## START Task input
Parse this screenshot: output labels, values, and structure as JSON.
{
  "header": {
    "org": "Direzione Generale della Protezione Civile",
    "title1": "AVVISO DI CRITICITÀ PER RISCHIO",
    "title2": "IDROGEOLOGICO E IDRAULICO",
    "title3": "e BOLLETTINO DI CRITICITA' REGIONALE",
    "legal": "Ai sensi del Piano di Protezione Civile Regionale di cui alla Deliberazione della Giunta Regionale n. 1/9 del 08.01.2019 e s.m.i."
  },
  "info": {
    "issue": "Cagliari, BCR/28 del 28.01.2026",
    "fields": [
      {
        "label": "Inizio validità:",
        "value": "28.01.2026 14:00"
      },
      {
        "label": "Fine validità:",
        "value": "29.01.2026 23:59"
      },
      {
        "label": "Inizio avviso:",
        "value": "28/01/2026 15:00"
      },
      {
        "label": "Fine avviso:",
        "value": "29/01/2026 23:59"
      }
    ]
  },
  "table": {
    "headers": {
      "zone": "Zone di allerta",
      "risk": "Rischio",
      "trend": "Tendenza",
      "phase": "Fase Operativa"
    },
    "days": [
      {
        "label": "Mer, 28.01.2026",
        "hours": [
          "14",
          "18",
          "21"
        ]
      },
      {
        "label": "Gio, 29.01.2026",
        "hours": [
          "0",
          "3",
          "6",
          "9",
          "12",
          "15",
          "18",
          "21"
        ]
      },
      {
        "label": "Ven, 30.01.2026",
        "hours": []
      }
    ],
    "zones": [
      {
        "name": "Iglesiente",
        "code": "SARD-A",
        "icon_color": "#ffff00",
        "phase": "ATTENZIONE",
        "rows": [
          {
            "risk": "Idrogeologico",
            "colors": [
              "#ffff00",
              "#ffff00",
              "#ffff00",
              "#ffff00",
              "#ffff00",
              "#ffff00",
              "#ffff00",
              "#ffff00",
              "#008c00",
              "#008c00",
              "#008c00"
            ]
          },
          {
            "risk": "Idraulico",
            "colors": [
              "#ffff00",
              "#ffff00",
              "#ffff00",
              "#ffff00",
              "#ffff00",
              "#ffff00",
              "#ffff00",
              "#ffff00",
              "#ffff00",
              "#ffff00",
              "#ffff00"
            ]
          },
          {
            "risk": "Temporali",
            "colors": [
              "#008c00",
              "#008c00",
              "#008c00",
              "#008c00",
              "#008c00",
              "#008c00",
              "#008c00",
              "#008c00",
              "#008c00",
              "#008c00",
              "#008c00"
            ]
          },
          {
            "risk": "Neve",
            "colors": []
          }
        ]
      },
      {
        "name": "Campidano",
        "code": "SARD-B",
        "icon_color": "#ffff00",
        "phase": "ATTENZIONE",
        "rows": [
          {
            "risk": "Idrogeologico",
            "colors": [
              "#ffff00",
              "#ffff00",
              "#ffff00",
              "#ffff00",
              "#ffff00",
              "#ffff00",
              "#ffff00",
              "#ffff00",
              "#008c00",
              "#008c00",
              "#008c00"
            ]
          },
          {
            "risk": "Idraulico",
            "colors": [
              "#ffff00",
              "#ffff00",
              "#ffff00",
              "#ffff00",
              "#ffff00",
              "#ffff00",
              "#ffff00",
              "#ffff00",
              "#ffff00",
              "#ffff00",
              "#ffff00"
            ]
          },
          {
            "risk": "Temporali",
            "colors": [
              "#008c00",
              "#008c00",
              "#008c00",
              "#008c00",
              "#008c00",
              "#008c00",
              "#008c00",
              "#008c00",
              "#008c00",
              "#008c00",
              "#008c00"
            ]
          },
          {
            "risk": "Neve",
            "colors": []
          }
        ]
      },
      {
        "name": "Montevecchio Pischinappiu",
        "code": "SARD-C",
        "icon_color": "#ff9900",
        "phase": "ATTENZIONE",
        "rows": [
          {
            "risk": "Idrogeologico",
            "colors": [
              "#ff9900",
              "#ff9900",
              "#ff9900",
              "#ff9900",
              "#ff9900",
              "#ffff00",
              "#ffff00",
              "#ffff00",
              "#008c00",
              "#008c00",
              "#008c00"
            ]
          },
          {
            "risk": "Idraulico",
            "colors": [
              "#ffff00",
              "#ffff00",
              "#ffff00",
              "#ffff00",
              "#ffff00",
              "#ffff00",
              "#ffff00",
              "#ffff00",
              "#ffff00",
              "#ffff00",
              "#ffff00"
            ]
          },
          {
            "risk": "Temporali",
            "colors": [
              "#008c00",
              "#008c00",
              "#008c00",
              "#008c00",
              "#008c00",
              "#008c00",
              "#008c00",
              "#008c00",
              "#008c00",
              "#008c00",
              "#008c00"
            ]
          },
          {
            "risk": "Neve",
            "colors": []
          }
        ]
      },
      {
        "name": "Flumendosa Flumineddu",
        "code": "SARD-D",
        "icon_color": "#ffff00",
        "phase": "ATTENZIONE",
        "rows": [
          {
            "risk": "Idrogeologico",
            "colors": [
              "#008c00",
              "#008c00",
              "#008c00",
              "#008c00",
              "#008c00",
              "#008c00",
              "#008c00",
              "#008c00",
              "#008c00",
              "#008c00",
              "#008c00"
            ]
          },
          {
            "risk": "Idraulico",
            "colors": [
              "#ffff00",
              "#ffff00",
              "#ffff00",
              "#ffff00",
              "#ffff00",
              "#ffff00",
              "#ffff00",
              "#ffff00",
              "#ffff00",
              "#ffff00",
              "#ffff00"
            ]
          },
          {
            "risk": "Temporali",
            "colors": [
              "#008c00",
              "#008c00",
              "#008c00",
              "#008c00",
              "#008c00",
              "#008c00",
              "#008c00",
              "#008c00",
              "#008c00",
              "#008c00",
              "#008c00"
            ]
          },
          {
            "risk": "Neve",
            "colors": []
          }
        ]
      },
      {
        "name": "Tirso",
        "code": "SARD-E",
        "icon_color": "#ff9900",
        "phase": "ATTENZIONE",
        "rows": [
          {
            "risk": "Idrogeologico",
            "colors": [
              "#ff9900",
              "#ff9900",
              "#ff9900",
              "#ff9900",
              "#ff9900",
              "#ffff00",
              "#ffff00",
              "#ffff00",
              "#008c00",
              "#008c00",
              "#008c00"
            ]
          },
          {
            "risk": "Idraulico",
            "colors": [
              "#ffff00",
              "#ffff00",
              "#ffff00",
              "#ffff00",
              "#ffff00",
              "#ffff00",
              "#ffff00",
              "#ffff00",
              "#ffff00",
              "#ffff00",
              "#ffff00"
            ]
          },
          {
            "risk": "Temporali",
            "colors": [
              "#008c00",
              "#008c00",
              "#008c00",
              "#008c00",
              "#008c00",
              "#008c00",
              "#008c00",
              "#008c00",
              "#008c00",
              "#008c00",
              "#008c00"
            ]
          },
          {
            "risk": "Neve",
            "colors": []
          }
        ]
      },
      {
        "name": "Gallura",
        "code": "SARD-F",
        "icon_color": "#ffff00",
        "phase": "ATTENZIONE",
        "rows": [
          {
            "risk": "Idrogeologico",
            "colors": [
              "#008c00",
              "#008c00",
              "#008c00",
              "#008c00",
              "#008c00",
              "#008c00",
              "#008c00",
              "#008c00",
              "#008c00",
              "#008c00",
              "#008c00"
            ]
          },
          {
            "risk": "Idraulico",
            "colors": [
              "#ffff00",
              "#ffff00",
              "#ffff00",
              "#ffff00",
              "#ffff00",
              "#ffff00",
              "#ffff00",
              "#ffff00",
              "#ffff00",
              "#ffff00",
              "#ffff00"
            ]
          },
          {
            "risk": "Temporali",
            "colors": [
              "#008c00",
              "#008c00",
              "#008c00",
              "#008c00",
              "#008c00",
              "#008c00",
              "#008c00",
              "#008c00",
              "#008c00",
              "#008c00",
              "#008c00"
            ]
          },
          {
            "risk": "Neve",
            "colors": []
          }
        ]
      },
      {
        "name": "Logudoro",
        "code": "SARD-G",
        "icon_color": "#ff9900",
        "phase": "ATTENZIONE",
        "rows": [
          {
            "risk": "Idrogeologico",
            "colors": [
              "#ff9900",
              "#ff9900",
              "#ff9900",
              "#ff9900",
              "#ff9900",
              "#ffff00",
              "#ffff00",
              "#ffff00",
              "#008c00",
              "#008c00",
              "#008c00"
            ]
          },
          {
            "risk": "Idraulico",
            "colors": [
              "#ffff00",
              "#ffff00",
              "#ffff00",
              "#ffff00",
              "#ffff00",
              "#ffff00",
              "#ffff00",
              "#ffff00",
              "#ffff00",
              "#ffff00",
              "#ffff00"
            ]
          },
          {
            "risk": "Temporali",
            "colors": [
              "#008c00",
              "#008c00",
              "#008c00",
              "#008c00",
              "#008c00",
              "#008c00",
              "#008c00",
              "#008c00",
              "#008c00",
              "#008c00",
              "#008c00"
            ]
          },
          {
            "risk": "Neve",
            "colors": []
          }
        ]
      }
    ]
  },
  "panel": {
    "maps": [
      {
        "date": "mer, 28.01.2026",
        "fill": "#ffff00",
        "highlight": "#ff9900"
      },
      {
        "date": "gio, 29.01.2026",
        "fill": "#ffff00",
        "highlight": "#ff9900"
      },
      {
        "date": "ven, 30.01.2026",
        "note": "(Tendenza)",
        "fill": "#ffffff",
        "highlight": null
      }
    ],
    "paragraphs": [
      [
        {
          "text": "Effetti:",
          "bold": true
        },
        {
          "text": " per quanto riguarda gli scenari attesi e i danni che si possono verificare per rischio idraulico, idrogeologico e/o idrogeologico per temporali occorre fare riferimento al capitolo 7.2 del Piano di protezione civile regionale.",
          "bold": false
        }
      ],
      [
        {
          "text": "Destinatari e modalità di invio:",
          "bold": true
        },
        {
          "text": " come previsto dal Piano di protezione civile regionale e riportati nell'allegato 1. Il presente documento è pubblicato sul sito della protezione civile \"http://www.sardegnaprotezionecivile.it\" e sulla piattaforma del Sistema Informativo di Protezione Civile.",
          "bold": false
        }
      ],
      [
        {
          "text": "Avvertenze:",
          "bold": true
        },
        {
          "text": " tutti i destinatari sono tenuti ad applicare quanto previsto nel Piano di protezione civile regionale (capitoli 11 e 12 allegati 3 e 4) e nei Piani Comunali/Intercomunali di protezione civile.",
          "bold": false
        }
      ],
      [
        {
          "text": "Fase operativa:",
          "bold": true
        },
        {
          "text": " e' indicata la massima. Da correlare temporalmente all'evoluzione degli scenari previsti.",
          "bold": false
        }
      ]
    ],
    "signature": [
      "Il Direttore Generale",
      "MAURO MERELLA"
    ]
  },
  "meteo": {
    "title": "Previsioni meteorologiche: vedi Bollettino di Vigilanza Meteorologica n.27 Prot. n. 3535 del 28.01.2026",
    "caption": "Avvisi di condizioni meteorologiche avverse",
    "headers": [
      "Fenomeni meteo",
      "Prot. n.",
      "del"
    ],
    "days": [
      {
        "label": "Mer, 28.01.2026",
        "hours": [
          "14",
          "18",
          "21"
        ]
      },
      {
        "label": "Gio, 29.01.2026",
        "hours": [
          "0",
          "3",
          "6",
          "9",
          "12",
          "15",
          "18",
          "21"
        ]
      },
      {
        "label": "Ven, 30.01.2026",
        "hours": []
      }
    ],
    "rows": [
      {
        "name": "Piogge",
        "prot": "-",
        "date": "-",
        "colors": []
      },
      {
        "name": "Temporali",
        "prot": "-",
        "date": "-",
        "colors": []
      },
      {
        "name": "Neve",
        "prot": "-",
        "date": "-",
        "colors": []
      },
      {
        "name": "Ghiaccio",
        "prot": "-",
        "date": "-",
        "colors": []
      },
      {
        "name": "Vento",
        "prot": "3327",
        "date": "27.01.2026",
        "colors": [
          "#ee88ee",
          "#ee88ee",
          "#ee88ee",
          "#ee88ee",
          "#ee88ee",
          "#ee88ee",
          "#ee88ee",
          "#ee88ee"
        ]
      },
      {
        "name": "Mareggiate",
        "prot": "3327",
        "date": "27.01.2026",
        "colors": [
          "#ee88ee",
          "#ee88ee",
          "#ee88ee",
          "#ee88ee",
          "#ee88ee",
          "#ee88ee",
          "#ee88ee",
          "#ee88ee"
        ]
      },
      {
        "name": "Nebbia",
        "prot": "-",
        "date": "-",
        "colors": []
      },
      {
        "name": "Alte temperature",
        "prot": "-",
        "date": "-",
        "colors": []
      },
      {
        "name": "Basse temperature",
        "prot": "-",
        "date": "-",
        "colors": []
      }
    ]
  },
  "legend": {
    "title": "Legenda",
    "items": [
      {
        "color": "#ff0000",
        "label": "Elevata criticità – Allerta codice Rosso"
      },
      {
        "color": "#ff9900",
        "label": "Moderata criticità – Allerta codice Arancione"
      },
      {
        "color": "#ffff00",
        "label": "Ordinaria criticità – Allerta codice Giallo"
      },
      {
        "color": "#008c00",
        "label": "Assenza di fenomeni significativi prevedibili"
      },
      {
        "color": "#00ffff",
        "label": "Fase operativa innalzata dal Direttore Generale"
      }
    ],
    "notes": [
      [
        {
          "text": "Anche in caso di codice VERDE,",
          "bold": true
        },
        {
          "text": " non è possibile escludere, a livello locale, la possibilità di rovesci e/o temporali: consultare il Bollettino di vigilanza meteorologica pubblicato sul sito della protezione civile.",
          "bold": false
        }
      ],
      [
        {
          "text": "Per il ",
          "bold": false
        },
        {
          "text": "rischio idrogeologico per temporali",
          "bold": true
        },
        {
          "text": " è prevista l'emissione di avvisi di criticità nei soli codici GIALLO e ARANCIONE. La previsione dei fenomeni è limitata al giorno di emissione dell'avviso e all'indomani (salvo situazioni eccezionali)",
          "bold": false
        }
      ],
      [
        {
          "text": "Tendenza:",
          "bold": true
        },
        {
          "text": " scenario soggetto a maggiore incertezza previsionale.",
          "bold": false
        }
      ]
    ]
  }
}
## END Task input
▸ **What the task requires**
Check each line above for the string "Generale", then copy the ones that have it.

▸ **Complete output**
    "org": "Direzione Generale della Protezione Civile",
      "Il Direttore Generale",
        "label": "Fase operativa innalzata dal Direttore Generale"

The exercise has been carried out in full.